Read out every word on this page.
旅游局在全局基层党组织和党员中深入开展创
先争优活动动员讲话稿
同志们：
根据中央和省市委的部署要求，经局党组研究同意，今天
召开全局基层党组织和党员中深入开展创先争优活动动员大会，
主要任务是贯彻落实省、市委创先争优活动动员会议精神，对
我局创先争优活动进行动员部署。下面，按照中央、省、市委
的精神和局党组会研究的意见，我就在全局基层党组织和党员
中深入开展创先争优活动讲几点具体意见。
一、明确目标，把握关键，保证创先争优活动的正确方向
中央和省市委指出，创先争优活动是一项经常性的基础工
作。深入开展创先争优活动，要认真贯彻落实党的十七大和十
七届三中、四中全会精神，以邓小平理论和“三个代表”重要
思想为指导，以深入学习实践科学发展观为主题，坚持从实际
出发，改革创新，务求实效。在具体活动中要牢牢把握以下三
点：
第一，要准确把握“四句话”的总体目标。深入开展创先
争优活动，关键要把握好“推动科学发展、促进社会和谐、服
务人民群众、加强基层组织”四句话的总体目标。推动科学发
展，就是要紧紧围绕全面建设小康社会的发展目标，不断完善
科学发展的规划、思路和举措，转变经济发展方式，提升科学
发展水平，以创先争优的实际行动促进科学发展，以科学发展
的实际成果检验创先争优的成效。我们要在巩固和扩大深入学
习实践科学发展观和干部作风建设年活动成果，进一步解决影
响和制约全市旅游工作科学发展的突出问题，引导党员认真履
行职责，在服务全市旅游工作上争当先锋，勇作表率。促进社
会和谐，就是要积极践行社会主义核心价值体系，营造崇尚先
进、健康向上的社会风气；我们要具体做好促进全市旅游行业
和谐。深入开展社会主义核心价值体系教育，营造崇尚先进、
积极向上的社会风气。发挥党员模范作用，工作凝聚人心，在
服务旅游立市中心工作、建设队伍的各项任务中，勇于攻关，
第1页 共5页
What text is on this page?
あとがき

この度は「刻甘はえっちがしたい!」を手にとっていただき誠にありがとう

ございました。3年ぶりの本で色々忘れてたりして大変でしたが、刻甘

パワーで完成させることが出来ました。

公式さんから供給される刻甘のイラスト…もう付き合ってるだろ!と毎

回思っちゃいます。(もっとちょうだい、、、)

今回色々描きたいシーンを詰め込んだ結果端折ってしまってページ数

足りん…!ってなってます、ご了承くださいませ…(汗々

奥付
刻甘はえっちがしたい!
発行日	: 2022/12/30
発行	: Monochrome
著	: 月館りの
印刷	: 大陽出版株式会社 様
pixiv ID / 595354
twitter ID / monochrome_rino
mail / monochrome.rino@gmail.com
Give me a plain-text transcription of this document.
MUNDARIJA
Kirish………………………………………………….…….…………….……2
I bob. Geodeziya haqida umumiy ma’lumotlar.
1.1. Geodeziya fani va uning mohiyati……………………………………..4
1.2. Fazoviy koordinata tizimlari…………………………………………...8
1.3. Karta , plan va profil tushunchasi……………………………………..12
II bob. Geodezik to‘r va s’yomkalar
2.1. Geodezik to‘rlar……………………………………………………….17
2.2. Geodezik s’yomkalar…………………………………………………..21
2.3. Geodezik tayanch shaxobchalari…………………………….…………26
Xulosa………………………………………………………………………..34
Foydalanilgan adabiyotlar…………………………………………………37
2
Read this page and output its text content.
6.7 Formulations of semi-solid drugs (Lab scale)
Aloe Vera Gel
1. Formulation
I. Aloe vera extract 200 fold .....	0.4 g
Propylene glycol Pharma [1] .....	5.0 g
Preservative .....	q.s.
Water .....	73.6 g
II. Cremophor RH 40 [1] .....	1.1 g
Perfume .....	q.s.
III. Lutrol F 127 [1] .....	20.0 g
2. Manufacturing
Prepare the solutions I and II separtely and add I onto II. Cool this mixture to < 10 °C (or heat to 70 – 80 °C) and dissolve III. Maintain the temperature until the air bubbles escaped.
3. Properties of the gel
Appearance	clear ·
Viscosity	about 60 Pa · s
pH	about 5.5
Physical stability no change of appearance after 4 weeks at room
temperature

+ + + + + + +

The listing above should be transcribed in full, exactly as written.

> _OUTPUT FOR THIS TASK_:
Read out every word on this page.
旅游局在全局基层党组织和党员中深入开展创
先争优活动动员讲话稿
同志们：
根据中央和省市委的部署要求，经局党组研究同意，今天
召开全局基层党组织和党员中深入开展创先争优活动动员大会，
主要任务是贯彻落实省、市委创先争优活动动员会议精神，对
我局创先争优活动进行动员部署。下面，按照中央、省、市委
的精神和局党组会研究的意见，我就在全局基层党组织和党员
中深入开展创先争优活动讲几点具体意见。
一、明确目标，把握关键，保证创先争优活动的正确方向
中央和省市委指出，创先争优活动是一项经常性的基础工
作。深入开展创先争优活动，要认真贯彻落实党的十七大和十
七届三中、四中全会精神，以邓小平理论和“三个代表”重要
思想为指导，以深入学习实践科学发展观为主题，坚持从实际
出发，改革创新，务求实效。在具体活动中要牢牢把握以下三
点：
第一，要准确把握“四句话”的总体目标。深入开展创先
争优活动，关键要把握好“推动科学发展、促进社会和谐、服
务人民群众、加强基层组织”四句话的总体目标。推动科学发
展，就是要紧紧围绕全面建设小康社会的发展目标，不断完善
科学发展的规划、思路和举措，转变经济发展方式，提升科学
发展水平，以创先争优的实际行动促进科学发展，以科学发展
的实际成果检验创先争优的成效。我们要在巩固和扩大深入学
习实践科学发展观和干部作风建设年活动成果，进一步解决影
响和制约全市旅游工作科学发展的突出问题，引导党员认真履
行职责，在服务全市旅游工作上争当先锋，勇作表率。促进社
会和谐，就是要积极践行社会主义核心价值体系，营造崇尚先
进、健康向上的社会风气；我们要具体做好促进全市旅游行业
和谐。深入开展社会主义核心价值体系教育，营造崇尚先进、
积极向上的社会风气。发挥党员模范作用，工作凝聚人心，在
服务旅游立市中心工作、建设队伍的各项任务中，勇于攻关，
第1页 共5页
What text is on this page?
あとがき

この度は「刻甘はえっちがしたい!」を手にとっていただき誠にありがとう

ございました。3年ぶりの本で色々忘れてたりして大変でしたが、刻甘

パワーで完成させることが出来ました。

公式さんから供給される刻甘のイラスト…もう付き合ってるだろ!と毎

回思っちゃいます。(もっとちょうだい、、、)

今回色々描きたいシーンを詰め込んだ結果端折ってしまってページ数

足りん…!ってなってます、ご了承くださいませ…(汗々

奥付
刻甘はえっちがしたい!
発行日	: 2022/12/30
発行	: Monochrome
著	: 月館りの
印刷	: 大陽出版株式会社 様
pixiv ID / 595354
twitter ID / monochrome_rino
mail / monochrome.rino@gmail.com
Give me a plain-text transcription of this document.
MUNDARIJA
Kirish………………………………………………….…….…………….……2
I bob. Geodeziya haqida umumiy ma’lumotlar.
1.1. Geodeziya fani va uning mohiyati……………………………………..4
1.2. Fazoviy koordinata tizimlari…………………………………………...8
1.3. Karta , plan va profil tushunchasi……………………………………..12
II bob. Geodezik to‘r va s’yomkalar
2.1. Geodezik to‘rlar……………………………………………………….17
2.2. Geodezik s’yomkalar…………………………………………………..21
2.3. Geodezik tayanch shaxobchalari…………………………….…………26
Xulosa………………………………………………………………………..34
Foydalanilgan adabiyotlar…………………………………………………37
2
Read this page and output its text content.
6.7 Formulations of semi-solid drugs (Lab scale)
Aloe Vera Gel
1. Formulation
I. Aloe vera extract 200 fold .....	0.4 g
Propylene glycol Pharma [1] .....	5.0 g
Preservative .....	q.s.
Water .....	73.6 g
II. Cremophor RH 40 [1] .....	1.1 g
Perfume .....	q.s.
III. Lutrol F 127 [1] .....	20.0 g
2. Manufacturing
Prepare the solutions I and II separtely and add I onto II. Cool this mixture to < 10 °C (or heat to 70 – 80 °C) and dissolve III. Maintain the temperature until the air bubbles escaped.
3. Properties of the gel
Appearance	clear ·
Viscosity	about 60 Pa · s
pH	about 5.5
Physical stability no change of appearance after 4 weeks at room
temperature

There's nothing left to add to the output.